**WORK TO BE COMPLETED:** Transcribe all the records exactly and omit any images they hold.

....

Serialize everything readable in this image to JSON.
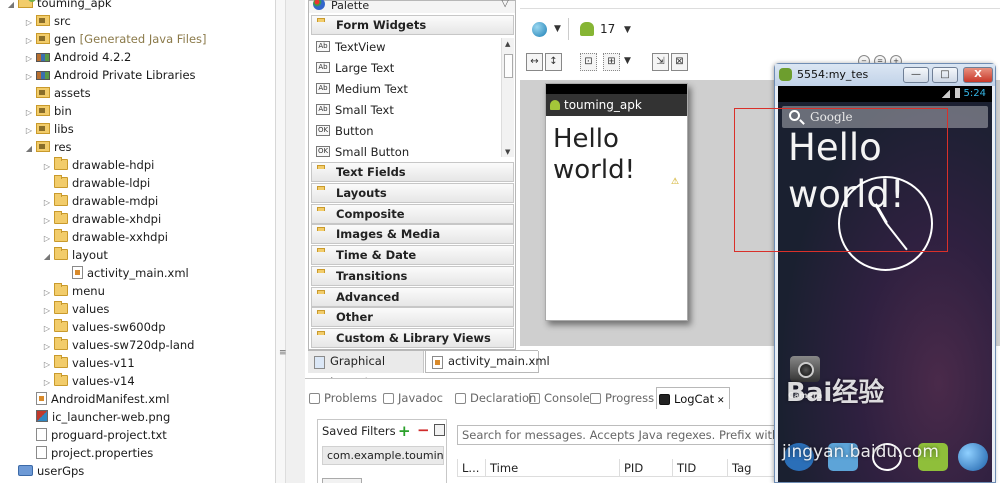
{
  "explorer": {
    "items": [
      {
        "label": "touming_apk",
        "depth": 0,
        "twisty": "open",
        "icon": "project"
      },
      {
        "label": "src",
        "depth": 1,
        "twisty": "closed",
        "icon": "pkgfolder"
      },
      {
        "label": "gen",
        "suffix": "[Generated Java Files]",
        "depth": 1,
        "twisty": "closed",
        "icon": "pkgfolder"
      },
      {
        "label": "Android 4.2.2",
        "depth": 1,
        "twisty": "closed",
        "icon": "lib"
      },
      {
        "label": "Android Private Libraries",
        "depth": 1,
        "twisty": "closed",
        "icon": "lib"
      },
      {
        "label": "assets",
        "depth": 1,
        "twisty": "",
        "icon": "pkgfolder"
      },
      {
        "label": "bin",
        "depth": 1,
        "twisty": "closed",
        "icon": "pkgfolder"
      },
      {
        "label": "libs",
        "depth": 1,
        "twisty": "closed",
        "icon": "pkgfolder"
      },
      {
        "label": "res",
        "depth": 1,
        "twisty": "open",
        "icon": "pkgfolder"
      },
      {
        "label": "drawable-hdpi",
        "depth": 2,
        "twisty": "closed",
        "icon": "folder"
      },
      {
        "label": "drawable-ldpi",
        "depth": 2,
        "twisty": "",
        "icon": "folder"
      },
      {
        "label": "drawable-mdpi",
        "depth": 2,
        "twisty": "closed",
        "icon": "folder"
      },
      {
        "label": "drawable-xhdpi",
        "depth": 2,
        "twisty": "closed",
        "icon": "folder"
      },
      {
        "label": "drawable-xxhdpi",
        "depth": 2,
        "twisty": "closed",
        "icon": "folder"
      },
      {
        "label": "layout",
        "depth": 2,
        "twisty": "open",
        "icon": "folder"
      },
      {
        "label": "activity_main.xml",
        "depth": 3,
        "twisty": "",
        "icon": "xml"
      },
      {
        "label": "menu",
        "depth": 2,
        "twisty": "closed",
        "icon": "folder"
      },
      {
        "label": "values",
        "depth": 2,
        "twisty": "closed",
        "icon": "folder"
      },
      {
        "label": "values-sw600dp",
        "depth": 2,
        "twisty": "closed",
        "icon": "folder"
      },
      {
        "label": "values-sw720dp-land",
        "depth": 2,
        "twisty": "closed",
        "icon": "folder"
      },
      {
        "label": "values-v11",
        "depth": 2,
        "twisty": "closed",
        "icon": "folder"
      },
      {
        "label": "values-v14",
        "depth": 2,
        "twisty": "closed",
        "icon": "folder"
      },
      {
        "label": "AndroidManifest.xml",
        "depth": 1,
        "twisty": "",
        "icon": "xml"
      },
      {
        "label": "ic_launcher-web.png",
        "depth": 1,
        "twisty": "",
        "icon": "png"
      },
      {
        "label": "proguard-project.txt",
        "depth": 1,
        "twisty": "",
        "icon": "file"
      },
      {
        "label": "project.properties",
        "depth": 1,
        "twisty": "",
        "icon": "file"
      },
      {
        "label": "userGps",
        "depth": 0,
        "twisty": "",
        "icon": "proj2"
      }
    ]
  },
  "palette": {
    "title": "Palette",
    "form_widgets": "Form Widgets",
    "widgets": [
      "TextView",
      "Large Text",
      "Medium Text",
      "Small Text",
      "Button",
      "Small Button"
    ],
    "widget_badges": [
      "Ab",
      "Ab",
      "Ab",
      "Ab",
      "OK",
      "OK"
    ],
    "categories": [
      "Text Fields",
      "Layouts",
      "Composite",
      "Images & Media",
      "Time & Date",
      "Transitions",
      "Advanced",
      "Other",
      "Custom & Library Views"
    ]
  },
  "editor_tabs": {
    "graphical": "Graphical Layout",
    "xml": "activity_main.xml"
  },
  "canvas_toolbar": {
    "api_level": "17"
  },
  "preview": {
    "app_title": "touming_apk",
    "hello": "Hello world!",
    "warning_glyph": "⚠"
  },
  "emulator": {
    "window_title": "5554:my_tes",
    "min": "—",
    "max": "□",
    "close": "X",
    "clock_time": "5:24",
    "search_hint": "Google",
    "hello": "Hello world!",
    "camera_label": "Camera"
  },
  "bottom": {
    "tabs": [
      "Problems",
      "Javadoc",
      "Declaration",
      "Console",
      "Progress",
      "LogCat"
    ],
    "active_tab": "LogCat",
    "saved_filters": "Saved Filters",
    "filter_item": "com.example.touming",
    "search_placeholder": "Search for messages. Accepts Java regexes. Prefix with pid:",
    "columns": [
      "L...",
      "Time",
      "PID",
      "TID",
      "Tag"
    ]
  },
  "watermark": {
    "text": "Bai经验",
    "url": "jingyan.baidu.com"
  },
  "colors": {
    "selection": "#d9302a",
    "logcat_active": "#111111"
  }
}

....

**RESULT BELOW:**
Serialize everything readable in this image to JSON.
{
  "explorer": {
    "items": [
      {
        "label": "touming_apk",
        "depth": 0,
        "twisty": "open",
        "icon": "project"
      },
      {
        "label": "src",
        "depth": 1,
        "twisty": "closed",
        "icon": "pkgfolder"
      },
      {
        "label": "gen",
        "suffix": "[Generated Java Files]",
        "depth": 1,
        "twisty": "closed",
        "icon": "pkgfolder"
      },
      {
        "label": "Android 4.2.2",
        "depth": 1,
        "twisty": "closed",
        "icon": "lib"
      },
      {
        "label": "Android Private Libraries",
        "depth": 1,
        "twisty": "closed",
        "icon": "lib"
      },
      {
        "label": "assets",
        "depth": 1,
        "twisty": "",
        "icon": "pkgfolder"
      },
      {
        "label": "bin",
        "depth": 1,
        "twisty": "closed",
        "icon": "pkgfolder"
      },
      {
        "label": "libs",
        "depth": 1,
        "twisty": "closed",
        "icon": "pkgfolder"
      },
      {
        "label": "res",
        "depth": 1,
        "twisty": "open",
        "icon": "pkgfolder"
      },
      {
        "label": "drawable-hdpi",
        "depth": 2,
        "twisty": "closed",
        "icon": "folder"
      },
      {
        "label": "drawable-ldpi",
        "depth": 2,
        "twisty": "",
        "icon": "folder"
      },
      {
        "label": "drawable-mdpi",
        "depth": 2,
        "twisty": "closed",
        "icon": "folder"
      },
      {
        "label": "drawable-xhdpi",
        "depth": 2,
        "twisty": "closed",
        "icon": "folder"
      },
      {
        "label": "drawable-xxhdpi",
        "depth": 2,
        "twisty": "closed",
        "icon": "folder"
      },
      {
        "label": "layout",
        "depth": 2,
        "twisty": "open",
        "icon": "folder"
      },
      {
        "label": "activity_main.xml",
        "depth": 3,
        "twisty": "",
        "icon": "xml"
      },
      {
        "label": "menu",
        "depth": 2,
        "twisty": "closed",
        "icon": "folder"
      },
      {
        "label": "values",
        "depth": 2,
        "twisty": "closed",
        "icon": "folder"
      },
      {
        "label": "values-sw600dp",
        "depth": 2,
        "twisty": "closed",
        "icon": "folder"
      },
      {
        "label": "values-sw720dp-land",
        "depth": 2,
        "twisty": "closed",
        "icon": "folder"
      },
      {
        "label": "values-v11",
        "depth": 2,
        "twisty": "closed",
        "icon": "folder"
      },
      {
        "label": "values-v14",
        "depth": 2,
        "twisty": "closed",
        "icon": "folder"
      },
      {
        "label": "AndroidManifest.xml",
        "depth": 1,
        "twisty": "",
        "icon": "xml"
      },
      {
        "label": "ic_launcher-web.png",
        "depth": 1,
        "twisty": "",
        "icon": "png"
      },
      {
        "label": "proguard-project.txt",
        "depth": 1,
        "twisty": "",
        "icon": "file"
      },
      {
        "label": "project.properties",
        "depth": 1,
        "twisty": "",
        "icon": "file"
      },
      {
        "label": "userGps",
        "depth": 0,
        "twisty": "",
        "icon": "proj2"
      }
    ]
  },
  "palette": {
    "title": "Palette",
    "form_widgets": "Form Widgets",
    "widgets": [
      "TextView",
      "Large Text",
      "Medium Text",
      "Small Text",
      "Button",
      "Small Button"
    ],
    "widget_badges": [
      "Ab",
      "Ab",
      "Ab",
      "Ab",
      "OK",
      "OK"
    ],
    "categories": [
      "Text Fields",
      "Layouts",
      "Composite",
      "Images & Media",
      "Time & Date",
      "Transitions",
      "Advanced",
      "Other",
      "Custom & Library Views"
    ]
  },
  "editor_tabs": {
    "graphical": "Graphical Layout",
    "xml": "activity_main.xml"
  },
  "canvas_toolbar": {
    "api_level": "17"
  },
  "preview": {
    "app_title": "touming_apk",
    "hello": "Hello world!",
    "warning_glyph": "⚠"
  },
  "emulator": {
    "window_title": "5554:my_tes",
    "min": "—",
    "max": "□",
    "close": "X",
    "clock_time": "5:24",
    "search_hint": "Google",
    "hello": "Hello world!",
    "camera_label": "Camera"
  },
  "bottom": {
    "tabs": [
      "Problems",
      "Javadoc",
      "Declaration",
      "Console",
      "Progress",
      "LogCat"
    ],
    "active_tab": "LogCat",
    "saved_filters": "Saved Filters",
    "filter_item": "com.example.touming",
    "search_placeholder": "Search for messages. Accepts Java regexes. Prefix with pid:",
    "columns": [
      "L...",
      "Time",
      "PID",
      "TID",
      "Tag"
    ]
  },
  "watermark": {
    "text": "Bai经验",
    "url": "jingyan.baidu.com"
  },
  "colors": {
    "selection": "#d9302a",
    "logcat_active": "#111111"
  }
}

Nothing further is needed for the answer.